* **WHAT THE EXERCISE ASKS**
Images do not belong in the copy. Retype all the entries below exactly.

── EXTRACTED INFORMATION

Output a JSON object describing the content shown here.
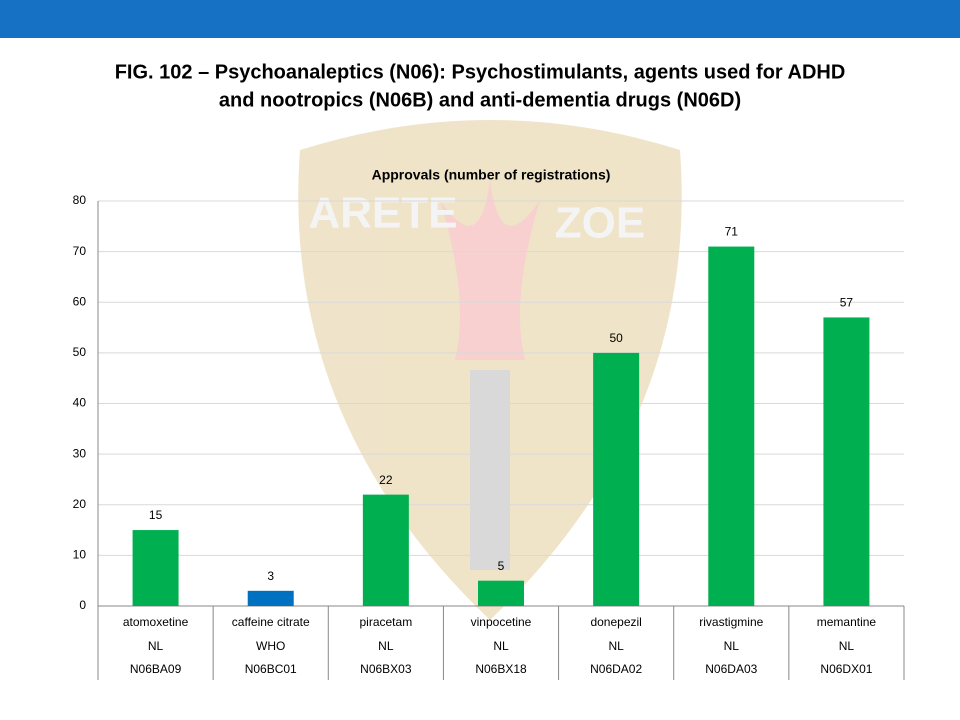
{
  "slide_title": [
    "FIG. 102 – Psychoanaleptics (N06): Psychostimulants, agents used for ADHD",
    "and nootropics (N06B) and anti-dementia drugs (N06D)"
  ],
  "watermark": [
    "ARETE",
    "ZOE"
  ],
  "chart_data": {
    "type": "bar",
    "title": "Approvals (number of registrations)",
    "categories": [
      "atomoxetine",
      "caffeine citrate",
      "piracetam",
      "vinpocetine",
      "donepezil",
      "rivastigmine",
      "memantine"
    ],
    "authorities": [
      "NL",
      "WHO",
      "NL",
      "NL",
      "NL",
      "NL",
      "NL"
    ],
    "codes": [
      "N06BA09",
      "N06BC01",
      "N06BX03",
      "N06BX18",
      "N06DA02",
      "N06DA03",
      "N06DX01"
    ],
    "values": [
      15,
      3,
      22,
      5,
      50,
      71,
      57
    ],
    "colors": [
      "#00b050",
      "#0070c0",
      "#00b050",
      "#00b050",
      "#00b050",
      "#00b050",
      "#00b050"
    ],
    "ylim": [
      0,
      80
    ],
    "yticks": [
      0,
      10,
      20,
      30,
      40,
      50,
      60,
      70,
      80
    ],
    "grid": true,
    "data_labels": true
  }
}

────

* **SOLUTION TO THIS TASK**
Output a JSON object describing the content shown here.
{
  "slide_title": [
    "FIG. 102 – Psychoanaleptics (N06): Psychostimulants, agents used for ADHD",
    "and nootropics (N06B) and anti-dementia drugs (N06D)"
  ],
  "watermark": [
    "ARETE",
    "ZOE"
  ],
  "chart_data": {
    "type": "bar",
    "title": "Approvals (number of registrations)",
    "categories": [
      "atomoxetine",
      "caffeine citrate",
      "piracetam",
      "vinpocetine",
      "donepezil",
      "rivastigmine",
      "memantine"
    ],
    "authorities": [
      "NL",
      "WHO",
      "NL",
      "NL",
      "NL",
      "NL",
      "NL"
    ],
    "codes": [
      "N06BA09",
      "N06BC01",
      "N06BX03",
      "N06BX18",
      "N06DA02",
      "N06DA03",
      "N06DX01"
    ],
    "values": [
      15,
      3,
      22,
      5,
      50,
      71,
      57
    ],
    "colors": [
      "#00b050",
      "#0070c0",
      "#00b050",
      "#00b050",
      "#00b050",
      "#00b050",
      "#00b050"
    ],
    "ylim": [
      0,
      80
    ],
    "yticks": [
      0,
      10,
      20,
      30,
      40,
      50,
      60,
      70,
      80
    ],
    "grid": true,
    "data_labels": true
  }
}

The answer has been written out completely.